- **WRITTEN REQUEST**
Write out the listing below again, precisely as it is given.

- **INPUT DATA**
════════════════════
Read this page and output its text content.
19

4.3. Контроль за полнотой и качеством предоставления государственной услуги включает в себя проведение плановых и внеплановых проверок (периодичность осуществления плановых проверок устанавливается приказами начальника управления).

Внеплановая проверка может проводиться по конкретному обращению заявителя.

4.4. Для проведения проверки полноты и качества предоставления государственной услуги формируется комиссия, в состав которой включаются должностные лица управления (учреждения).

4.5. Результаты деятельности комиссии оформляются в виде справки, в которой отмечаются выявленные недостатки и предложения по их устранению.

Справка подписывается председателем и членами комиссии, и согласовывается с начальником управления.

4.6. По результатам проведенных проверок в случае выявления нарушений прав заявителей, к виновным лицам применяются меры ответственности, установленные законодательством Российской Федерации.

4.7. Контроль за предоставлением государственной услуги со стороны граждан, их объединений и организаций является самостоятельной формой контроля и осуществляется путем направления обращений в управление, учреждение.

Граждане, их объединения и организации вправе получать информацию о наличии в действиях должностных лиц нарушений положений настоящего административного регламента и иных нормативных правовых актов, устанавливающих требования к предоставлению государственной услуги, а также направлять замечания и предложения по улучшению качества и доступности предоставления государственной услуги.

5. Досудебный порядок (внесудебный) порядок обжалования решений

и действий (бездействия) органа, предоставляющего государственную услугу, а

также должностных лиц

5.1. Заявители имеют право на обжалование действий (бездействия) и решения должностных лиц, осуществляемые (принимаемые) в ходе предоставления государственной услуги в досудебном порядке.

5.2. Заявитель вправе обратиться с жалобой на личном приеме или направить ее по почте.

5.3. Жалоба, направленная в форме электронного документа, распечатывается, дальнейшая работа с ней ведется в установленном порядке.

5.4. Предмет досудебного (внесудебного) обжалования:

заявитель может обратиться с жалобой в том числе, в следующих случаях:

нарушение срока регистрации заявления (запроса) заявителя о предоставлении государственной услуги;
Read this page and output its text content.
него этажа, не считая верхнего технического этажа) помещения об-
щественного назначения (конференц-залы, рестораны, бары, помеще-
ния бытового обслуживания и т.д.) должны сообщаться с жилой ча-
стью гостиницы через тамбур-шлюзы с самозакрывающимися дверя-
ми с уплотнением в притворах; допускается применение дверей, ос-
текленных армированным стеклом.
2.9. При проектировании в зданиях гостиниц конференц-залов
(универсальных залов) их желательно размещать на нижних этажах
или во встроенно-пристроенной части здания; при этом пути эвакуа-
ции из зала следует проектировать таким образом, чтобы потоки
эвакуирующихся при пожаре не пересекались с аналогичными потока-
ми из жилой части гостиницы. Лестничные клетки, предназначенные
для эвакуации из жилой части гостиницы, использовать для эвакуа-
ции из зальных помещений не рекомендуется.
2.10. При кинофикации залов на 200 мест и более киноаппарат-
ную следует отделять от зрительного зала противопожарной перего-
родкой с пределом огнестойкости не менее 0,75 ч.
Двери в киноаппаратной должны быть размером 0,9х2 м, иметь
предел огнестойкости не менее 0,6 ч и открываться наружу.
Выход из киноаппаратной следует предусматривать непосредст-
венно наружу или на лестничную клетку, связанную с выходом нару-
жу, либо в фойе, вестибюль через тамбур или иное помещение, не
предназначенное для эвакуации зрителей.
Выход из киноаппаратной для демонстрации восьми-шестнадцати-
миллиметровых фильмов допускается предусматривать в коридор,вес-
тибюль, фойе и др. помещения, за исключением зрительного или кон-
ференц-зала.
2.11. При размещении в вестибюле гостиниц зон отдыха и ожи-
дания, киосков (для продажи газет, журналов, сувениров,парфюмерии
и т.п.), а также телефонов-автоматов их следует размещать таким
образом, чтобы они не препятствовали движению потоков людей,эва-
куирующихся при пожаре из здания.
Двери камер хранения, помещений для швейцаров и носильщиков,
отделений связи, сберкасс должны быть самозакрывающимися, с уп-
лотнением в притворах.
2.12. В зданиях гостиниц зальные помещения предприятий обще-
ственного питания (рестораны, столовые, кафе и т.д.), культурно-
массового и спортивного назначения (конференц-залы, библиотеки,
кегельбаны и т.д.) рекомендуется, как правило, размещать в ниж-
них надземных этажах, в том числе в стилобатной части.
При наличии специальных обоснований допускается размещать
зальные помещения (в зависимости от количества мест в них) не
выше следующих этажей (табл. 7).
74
════════════════════
- **TASK ANSWER**
Read this page and output its text content.
19

4.3. Контроль за полнотой и качеством предоставления государственной услуги включает в себя проведение плановых и внеплановых проверок (периодичность осуществления плановых проверок устанавливается приказами начальника управления).

Внеплановая проверка может проводиться по конкретному обращению заявителя.

4.4. Для проведения проверки полноты и качества предоставления государственной услуги формируется комиссия, в состав которой включаются должностные лица управления (учреждения).

4.5. Результаты деятельности комиссии оформляются в виде справки, в которой отмечаются выявленные недостатки и предложения по их устранению.

Справка подписывается председателем и членами комиссии, и согласовывается с начальником управления.

4.6. По результатам проведенных проверок в случае выявления нарушений прав заявителей, к виновным лицам применяются меры ответственности, установленные законодательством Российской Федерации.

4.7. Контроль за предоставлением государственной услуги со стороны граждан, их объединений и организаций является самостоятельной формой контроля и осуществляется путем направления обращений в управление, учреждение.

Граждане, их объединения и организации вправе получать информацию о наличии в действиях должностных лиц нарушений положений настоящего административного регламента и иных нормативных правовых актов, устанавливающих требования к предоставлению государственной услуги, а также направлять замечания и предложения по улучшению качества и доступности предоставления государственной услуги.

5. Досудебный порядок (внесудебный) порядок обжалования решений

и действий (бездействия) органа, предоставляющего государственную услугу, а

также должностных лиц

5.1. Заявители имеют право на обжалование действий (бездействия) и решения должностных лиц, осуществляемые (принимаемые) в ходе предоставления государственной услуги в досудебном порядке.

5.2. Заявитель вправе обратиться с жалобой на личном приеме или направить ее по почте.

5.3. Жалоба, направленная в форме электронного документа, распечатывается, дальнейшая работа с ней ведется в установленном порядке.

5.4. Предмет досудебного (внесудебного) обжалования:

заявитель может обратиться с жалобой в том числе, в следующих случаях:

нарушение срока регистрации заявления (запроса) заявителя о предоставлении государственной услуги;
Read this page and output its text content.
него этажа, не считая верхнего технического этажа) помещения об-
щественного назначения (конференц-залы, рестораны, бары, помеще-
ния бытового обслуживания и т.д.) должны сообщаться с жилой ча-
стью гостиницы через тамбур-шлюзы с самозакрывающимися дверя-
ми с уплотнением в притворах; допускается применение дверей, ос-
текленных армированным стеклом.
2.9. При проектировании в зданиях гостиниц конференц-залов
(универсальных залов) их желательно размещать на нижних этажах
или во встроенно-пристроенной части здания; при этом пути эвакуа-
ции из зала следует проектировать таким образом, чтобы потоки
эвакуирующихся при пожаре не пересекались с аналогичными потока-
ми из жилой части гостиницы. Лестничные клетки, предназначенные
для эвакуации из жилой части гостиницы, использовать для эвакуа-
ции из зальных помещений не рекомендуется.
2.10. При кинофикации залов на 200 мест и более киноаппарат-
ную следует отделять от зрительного зала противопожарной перего-
родкой с пределом огнестойкости не менее 0,75 ч.
Двери в киноаппаратной должны быть размером 0,9х2 м, иметь
предел огнестойкости не менее 0,6 ч и открываться наружу.
Выход из киноаппаратной следует предусматривать непосредст-
венно наружу или на лестничную клетку, связанную с выходом нару-
жу, либо в фойе, вестибюль через тамбур или иное помещение, не
предназначенное для эвакуации зрителей.
Выход из киноаппаратной для демонстрации восьми-шестнадцати-
миллиметровых фильмов допускается предусматривать в коридор,вес-
тибюль, фойе и др. помещения, за исключением зрительного или кон-
ференц-зала.
2.11. При размещении в вестибюле гостиниц зон отдыха и ожи-
дания, киосков (для продажи газет, журналов, сувениров,парфюмерии
и т.п.), а также телефонов-автоматов их следует размещать таким
образом, чтобы они не препятствовали движению потоков людей,эва-
куирующихся при пожаре из здания.
Двери камер хранения, помещений для швейцаров и носильщиков,
отделений связи, сберкасс должны быть самозакрывающимися, с уп-
лотнением в притворах.
2.12. В зданиях гостиниц зальные помещения предприятий обще-
ственного питания (рестораны, столовые, кафе и т.д.), культурно-
массового и спортивного назначения (конференц-залы, библиотеки,
кегельбаны и т.д.) рекомендуется, как правило, размещать в ниж-
них надземных этажах, в том числе в стилобатной части.
При наличии специальных обоснований допускается размещать
зальные помещения (в зависимости от количества мест в них) не
выше следующих этажей (табл. 7).
74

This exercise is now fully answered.